:: PROMPT ::
Your task is to extract every entry that follows word for word while excluding the pictures.

(Stored dataset items)
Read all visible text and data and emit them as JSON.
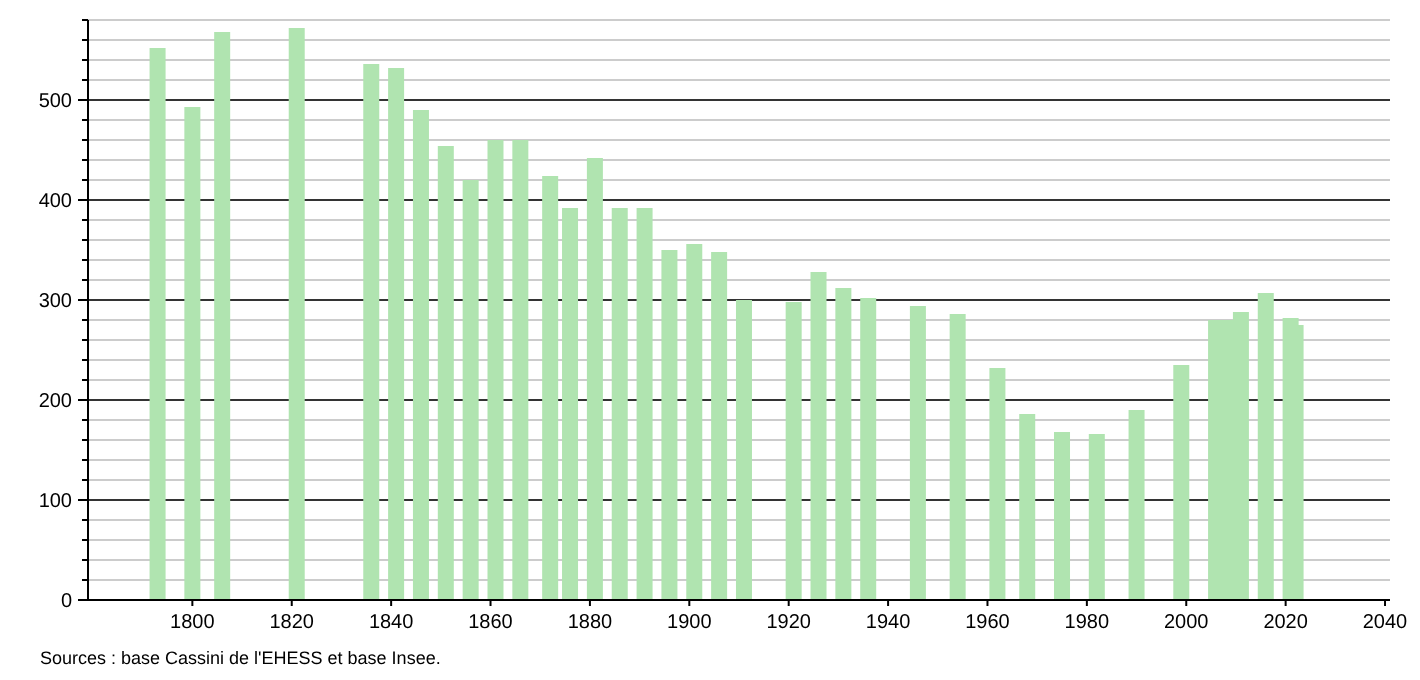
{
  "chart_data": {
    "type": "bar",
    "x": [
      1793,
      1800,
      1806,
      1821,
      1836,
      1841,
      1846,
      1851,
      1856,
      1861,
      1866,
      1872,
      1876,
      1881,
      1886,
      1891,
      1896,
      1901,
      1906,
      1911,
      1921,
      1926,
      1931,
      1936,
      1946,
      1954,
      1962,
      1968,
      1975,
      1982,
      1990,
      1999,
      2006,
      2008,
      2011,
      2016,
      2021,
      2022
    ],
    "values": [
      552,
      493,
      568,
      572,
      536,
      532,
      490,
      454,
      420,
      460,
      460,
      424,
      392,
      442,
      392,
      392,
      350,
      356,
      348,
      300,
      298,
      328,
      312,
      302,
      294,
      286,
      232,
      186,
      168,
      166,
      190,
      235,
      280,
      280,
      288,
      307,
      282,
      275
    ],
    "color": "#b0e4b0",
    "xlim": [
      1779,
      2041
    ],
    "xticks": [
      1800,
      1820,
      1840,
      1860,
      1880,
      1900,
      1920,
      1940,
      1960,
      1980,
      2000,
      2020,
      2040
    ],
    "ylim": [
      0,
      580
    ],
    "yticks": [
      0,
      {
        "value": 20,
        "label": null
      },
      {
        "value": 40,
        "label": null
      },
      {
        "value": 60,
        "label": null
      },
      {
        "value": 80,
        "label": null
      },
      100,
      {
        "value": 120,
        "label": null
      },
      {
        "value": 140,
        "label": null
      },
      {
        "value": 160,
        "label": null
      },
      {
        "value": 180,
        "label": null
      },
      200,
      {
        "value": 220,
        "label": null
      },
      {
        "value": 240,
        "label": null
      },
      {
        "value": 260,
        "label": null
      },
      {
        "value": 280,
        "label": null
      },
      300,
      {
        "value": 320,
        "label": null
      },
      {
        "value": 340,
        "label": null
      },
      {
        "value": 360,
        "label": null
      },
      {
        "value": 380,
        "label": null
      },
      400,
      {
        "value": 420,
        "label": null
      },
      {
        "value": 440,
        "label": null
      },
      {
        "value": 460,
        "label": null
      },
      {
        "value": 480,
        "label": null
      },
      500,
      {
        "value": 520,
        "label": null
      },
      {
        "value": 540,
        "label": null
      },
      {
        "value": 560,
        "label": null
      },
      {
        "value": 580,
        "label": null
      }
    ],
    "grid": "y",
    "annotations": [
      "Sources : base Cassini de l'EHESS et base Insee."
    ]
  }
}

:: RESULT OF THE EXERCISE ::
Read all visible text and data and emit them as JSON.
{
  "chart_data": {
    "type": "bar",
    "x": [
      1793,
      1800,
      1806,
      1821,
      1836,
      1841,
      1846,
      1851,
      1856,
      1861,
      1866,
      1872,
      1876,
      1881,
      1886,
      1891,
      1896,
      1901,
      1906,
      1911,
      1921,
      1926,
      1931,
      1936,
      1946,
      1954,
      1962,
      1968,
      1975,
      1982,
      1990,
      1999,
      2006,
      2008,
      2011,
      2016,
      2021,
      2022
    ],
    "values": [
      552,
      493,
      568,
      572,
      536,
      532,
      490,
      454,
      420,
      460,
      460,
      424,
      392,
      442,
      392,
      392,
      350,
      356,
      348,
      300,
      298,
      328,
      312,
      302,
      294,
      286,
      232,
      186,
      168,
      166,
      190,
      235,
      280,
      280,
      288,
      307,
      282,
      275
    ],
    "color": "#b0e4b0",
    "xlim": [
      1779,
      2041
    ],
    "xticks": [
      1800,
      1820,
      1840,
      1860,
      1880,
      1900,
      1920,
      1940,
      1960,
      1980,
      2000,
      2020,
      2040
    ],
    "ylim": [
      0,
      580
    ],
    "yticks": [
      0,
      {
        "value": 20,
        "label": null
      },
      {
        "value": 40,
        "label": null
      },
      {
        "value": 60,
        "label": null
      },
      {
        "value": 80,
        "label": null
      },
      100,
      {
        "value": 120,
        "label": null
      },
      {
        "value": 140,
        "label": null
      },
      {
        "value": 160,
        "label": null
      },
      {
        "value": 180,
        "label": null
      },
      200,
      {
        "value": 220,
        "label": null
      },
      {
        "value": 240,
        "label": null
      },
      {
        "value": 260,
        "label": null
      },
      {
        "value": 280,
        "label": null
      },
      300,
      {
        "value": 320,
        "label": null
      },
      {
        "value": 340,
        "label": null
      },
      {
        "value": 360,
        "label": null
      },
      {
        "value": 380,
        "label": null
      },
      400,
      {
        "value": 420,
        "label": null
      },
      {
        "value": 440,
        "label": null
      },
      {
        "value": 460,
        "label": null
      },
      {
        "value": 480,
        "label": null
      },
      500,
      {
        "value": 520,
        "label": null
      },
      {
        "value": 540,
        "label": null
      },
      {
        "value": 560,
        "label": null
      },
      {
        "value": 580,
        "label": null
      }
    ],
    "grid": "y",
    "annotations": [
      "Sources : base Cassini de l'EHESS et base Insee."
    ]
  }
}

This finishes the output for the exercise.